Excerpt from a dataset
——
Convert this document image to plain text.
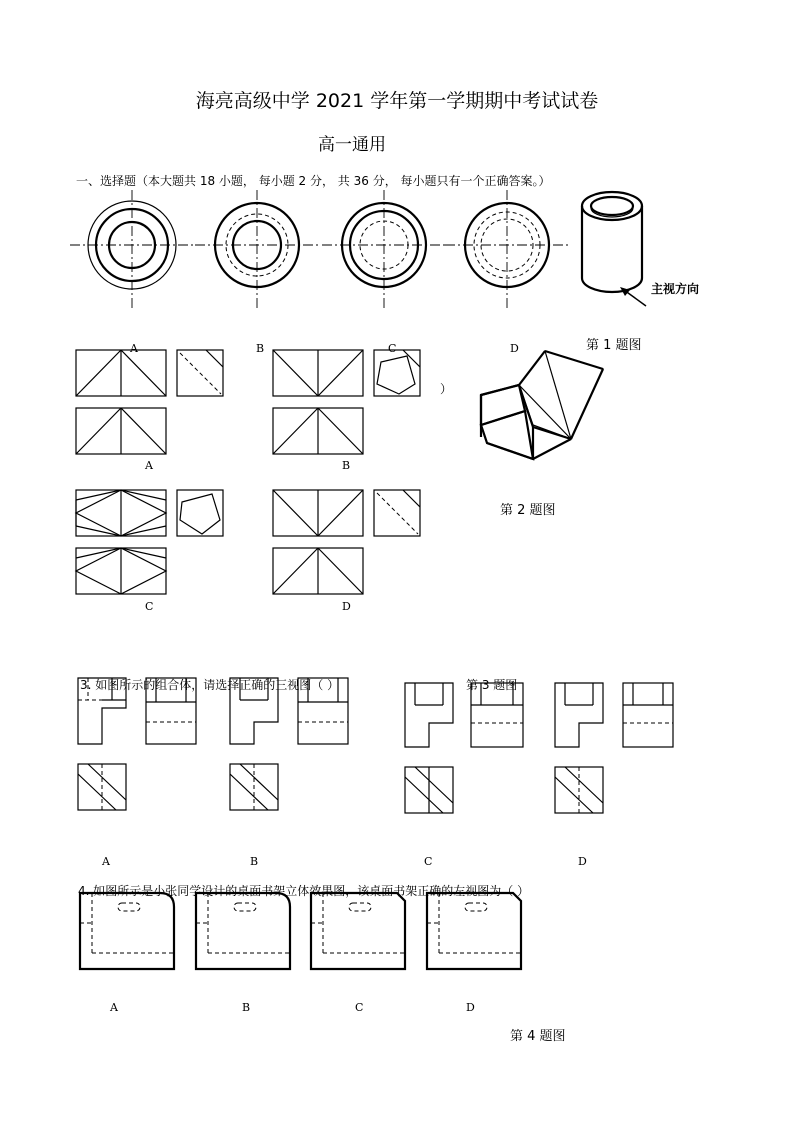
海亮高级中学 2021 学年第一学期期中考试试卷
高一通用
一、选择题（本大题共 18 小题， 每小题 2 分， 共 36 分， 每小题只有一个正确答案。）
主视方向
第 1 题图
A	B	C	D
A	B
）
第 2 题图
C	D
3. 如图所示的组合体，请选择正确的三视图（ ）	第 3 题图
A	B	C	D
4. 如图所示是小张同学设计的桌面书架立体效果图，该桌面书架正确的左视图为（ ）
A	B	C	D
第 4 题图
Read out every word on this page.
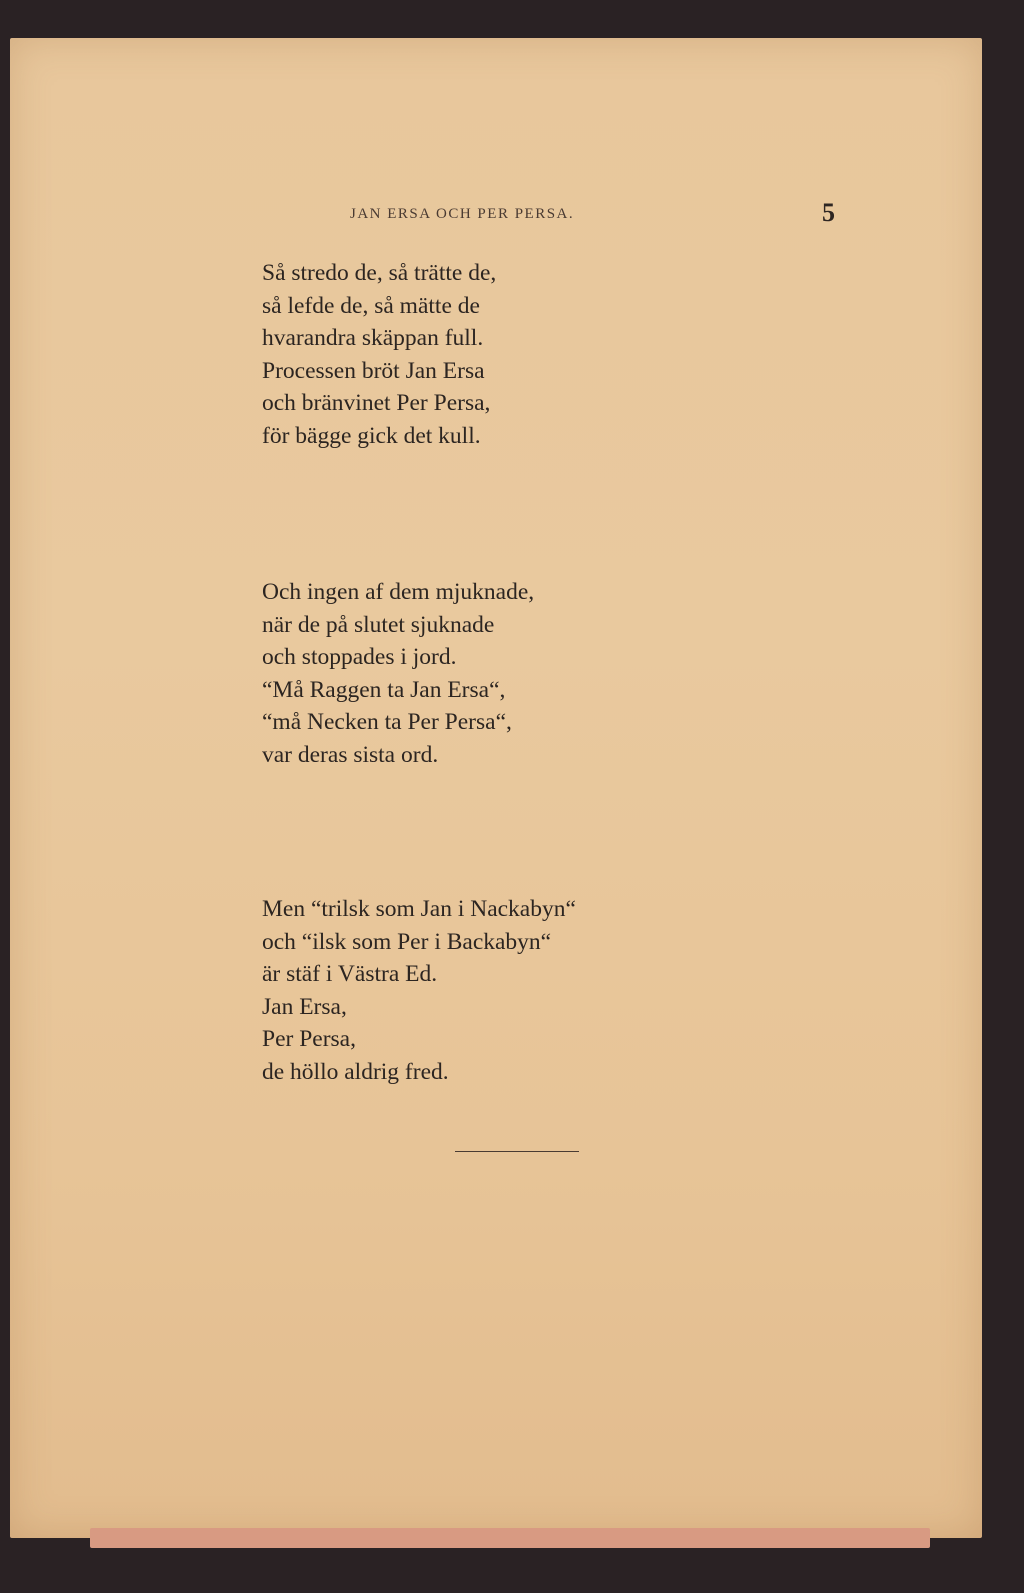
JAN ERSA OCH PER PERSA.	5
Så stredo de, så trätte de,
så lefde de, så mätte de
hvarandra skäppan full.
Processen bröt Jan Ersa
och bränvinet Per Persa,
för bägge gick det kull.
Och ingen af dem mjuknade,
när de på slutet sjuknade
och stoppades i jord.
“Må Raggen ta Jan Ersa“,
“må Necken ta Per Persa“,
var deras sista ord.
Men “trilsk som Jan i Nackabyn“
och “ilsk som Per i Backabyn“
är stäf i Västra Ed.
Jan Ersa,
Per Persa,
de höllo aldrig fred.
——
Count the lines in the material above where the string "this" appears, then state only that count.

**Written reply:** 2